Instructions for the task |
From the entries below, copy out every line with "Budget" in it.

_ _ _ _

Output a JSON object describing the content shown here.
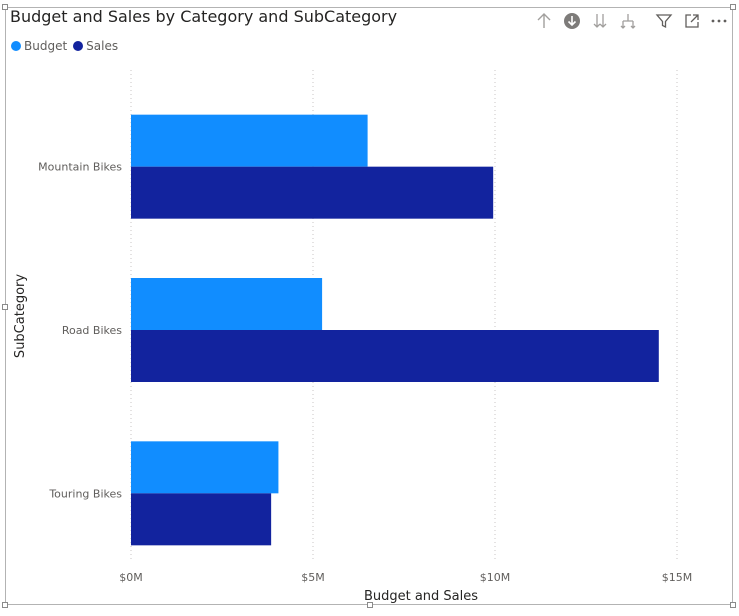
{
  "visual": {
    "title": "Budget and Sales by Category and SubCategory",
    "toolbar": [
      {
        "icon": "drill-up-icon"
      },
      {
        "icon": "drill-down-icon"
      },
      {
        "icon": "expand-next-level-icon"
      },
      {
        "icon": "expand-hierarchy-icon"
      },
      {
        "icon": "filter-icon"
      },
      {
        "icon": "focus-mode-icon"
      },
      {
        "icon": "more-options-icon"
      }
    ]
  },
  "legend": [
    {
      "label": "Budget",
      "color": "#118dff"
    },
    {
      "label": "Sales",
      "color": "#12239e"
    }
  ],
  "chart_data": {
    "type": "bar",
    "orientation": "horizontal",
    "title": "Budget and Sales by Category and SubCategory",
    "xlabel": "Budget and Sales",
    "ylabel": "SubCategory",
    "categories": [
      "Mountain Bikes",
      "Road Bikes",
      "Touring Bikes"
    ],
    "series": [
      {
        "name": "Budget",
        "color": "#118dff",
        "values": [
          6.5,
          5.25,
          4.05
        ]
      },
      {
        "name": "Sales",
        "color": "#12239e",
        "values": [
          9.95,
          14.5,
          3.85
        ]
      }
    ],
    "xlim": [
      0,
      15
    ],
    "xticks": [
      {
        "value": 0,
        "label": "$0M"
      },
      {
        "value": 5,
        "label": "$5M"
      },
      {
        "value": 10,
        "label": "$10M"
      },
      {
        "value": 15,
        "label": "$15M"
      }
    ],
    "legend_position": "top-left",
    "grid": "vertical dotted"
  }
}
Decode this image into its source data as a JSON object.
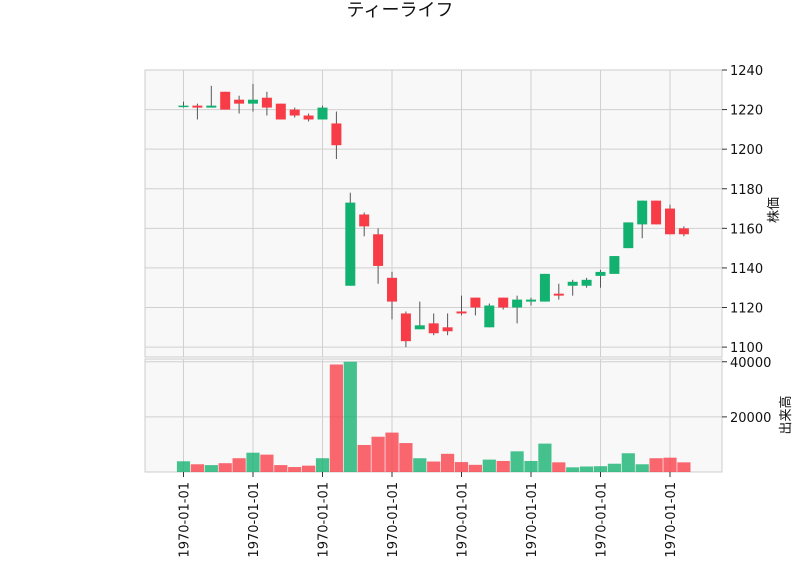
{
  "chart_data": {
    "type": "candlestick",
    "title": "ティーライフ",
    "up_color": "#12b16f",
    "down_color": "#f83c47",
    "price_panel": {
      "ylabel": "株価",
      "ylim": [
        1095,
        1240
      ],
      "yticks": [
        1100,
        1120,
        1140,
        1160,
        1180,
        1200,
        1220,
        1240
      ],
      "grid": true,
      "y_axis_side": "right"
    },
    "volume_panel": {
      "ylabel": "出来高",
      "ylim": [
        0,
        41000
      ],
      "yticks": [
        20000,
        40000
      ],
      "grid": true,
      "y_axis_side": "right"
    },
    "x_tick_labels": [
      "1970-01-01",
      "1970-01-01",
      "1970-01-01",
      "1970-01-01",
      "1970-01-01",
      "1970-01-01",
      "1970-01-01",
      "1970-01-01"
    ],
    "x_tick_positions": [
      0,
      5,
      10,
      15,
      20,
      25,
      30,
      35
    ],
    "candles": [
      {
        "o": 1222,
        "h": 1224,
        "l": 1221,
        "c": 1222,
        "v": 3900
      },
      {
        "o": 1222,
        "h": 1223,
        "l": 1215,
        "c": 1221,
        "v": 2800
      },
      {
        "o": 1221,
        "h": 1232,
        "l": 1221,
        "c": 1222,
        "v": 2500
      },
      {
        "o": 1229,
        "h": 1229,
        "l": 1220,
        "c": 1220,
        "v": 3200
      },
      {
        "o": 1225,
        "h": 1227,
        "l": 1218,
        "c": 1223,
        "v": 5000
      },
      {
        "o": 1223,
        "h": 1233,
        "l": 1219,
        "c": 1225,
        "v": 7000
      },
      {
        "o": 1226,
        "h": 1229,
        "l": 1217,
        "c": 1221,
        "v": 6300
      },
      {
        "o": 1223,
        "h": 1223,
        "l": 1215,
        "c": 1215,
        "v": 2500
      },
      {
        "o": 1220,
        "h": 1221,
        "l": 1216,
        "c": 1217,
        "v": 1800
      },
      {
        "o": 1217,
        "h": 1218,
        "l": 1214,
        "c": 1215,
        "v": 2300
      },
      {
        "o": 1215,
        "h": 1222,
        "l": 1215,
        "c": 1221,
        "v": 5000
      },
      {
        "o": 1213,
        "h": 1219,
        "l": 1195,
        "c": 1202,
        "v": 39000
      },
      {
        "o": 1131,
        "h": 1178,
        "l": 1131,
        "c": 1173,
        "v": 40000
      },
      {
        "o": 1167,
        "h": 1168,
        "l": 1156,
        "c": 1161,
        "v": 9800
      },
      {
        "o": 1157,
        "h": 1160,
        "l": 1132,
        "c": 1141,
        "v": 12800
      },
      {
        "o": 1135,
        "h": 1138,
        "l": 1114,
        "c": 1123,
        "v": 14300
      },
      {
        "o": 1117,
        "h": 1118,
        "l": 1100,
        "c": 1103,
        "v": 10500
      },
      {
        "o": 1109,
        "h": 1123,
        "l": 1109,
        "c": 1111,
        "v": 5000
      },
      {
        "o": 1112,
        "h": 1117,
        "l": 1106,
        "c": 1107,
        "v": 3800
      },
      {
        "o": 1110,
        "h": 1117,
        "l": 1106,
        "c": 1108,
        "v": 6600
      },
      {
        "o": 1118,
        "h": 1126,
        "l": 1116,
        "c": 1117,
        "v": 3600
      },
      {
        "o": 1125,
        "h": 1125,
        "l": 1116,
        "c": 1120,
        "v": 2600
      },
      {
        "o": 1110,
        "h": 1122,
        "l": 1110,
        "c": 1121,
        "v": 4500
      },
      {
        "o": 1125,
        "h": 1125,
        "l": 1119,
        "c": 1120,
        "v": 4000
      },
      {
        "o": 1120,
        "h": 1126,
        "l": 1112,
        "c": 1124,
        "v": 7500
      },
      {
        "o": 1123,
        "h": 1125,
        "l": 1121,
        "c": 1124,
        "v": 4000
      },
      {
        "o": 1123,
        "h": 1137,
        "l": 1123,
        "c": 1137,
        "v": 10300
      },
      {
        "o": 1127,
        "h": 1132,
        "l": 1124,
        "c": 1126,
        "v": 3500
      },
      {
        "o": 1131,
        "h": 1134,
        "l": 1126,
        "c": 1133,
        "v": 1700
      },
      {
        "o": 1131,
        "h": 1135,
        "l": 1130,
        "c": 1134,
        "v": 2000
      },
      {
        "o": 1136,
        "h": 1139,
        "l": 1130,
        "c": 1138,
        "v": 2100
      },
      {
        "o": 1137,
        "h": 1146,
        "l": 1137,
        "c": 1146,
        "v": 3000
      },
      {
        "o": 1150,
        "h": 1163,
        "l": 1150,
        "c": 1163,
        "v": 6800
      },
      {
        "o": 1162,
        "h": 1174,
        "l": 1155,
        "c": 1174,
        "v": 2800
      },
      {
        "o": 1174,
        "h": 1174,
        "l": 1162,
        "c": 1162,
        "v": 5000
      },
      {
        "o": 1170,
        "h": 1172,
        "l": 1157,
        "c": 1157,
        "v": 5200
      },
      {
        "o": 1160,
        "h": 1161,
        "l": 1156,
        "c": 1157,
        "v": 3500
      }
    ]
  }
}
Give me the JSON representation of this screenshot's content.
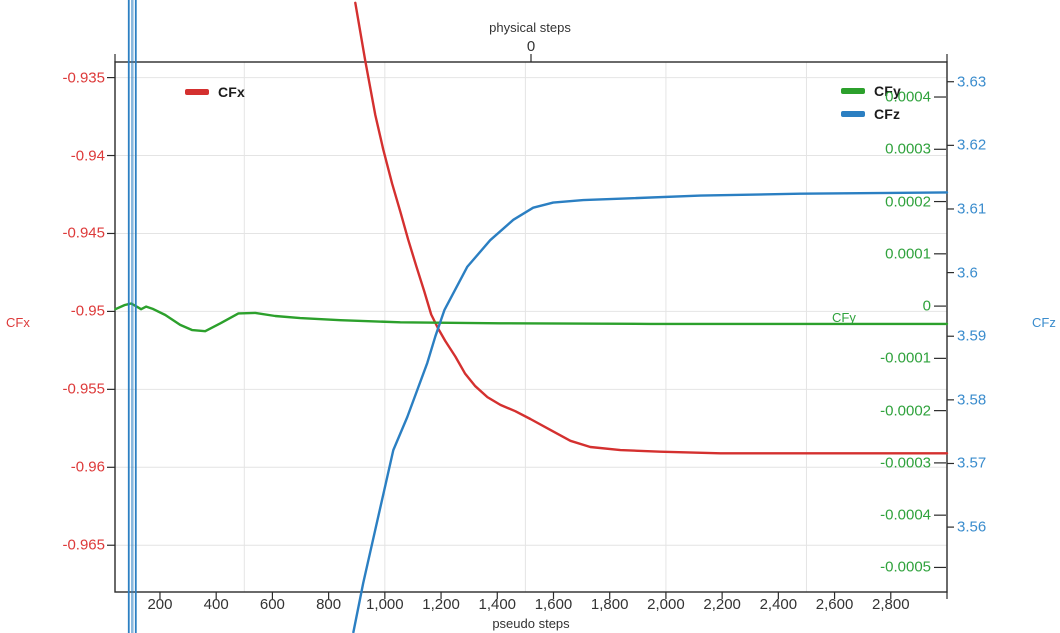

_ _ _ _

Finished answer |
    "title": "Budget and Sales by Category and SubCategory",
      "label": "Budget",
    "title": "Budget and Sales by Category and SubCategory",
    "xlabel": "Budget and Sales",
        "name": "Budget",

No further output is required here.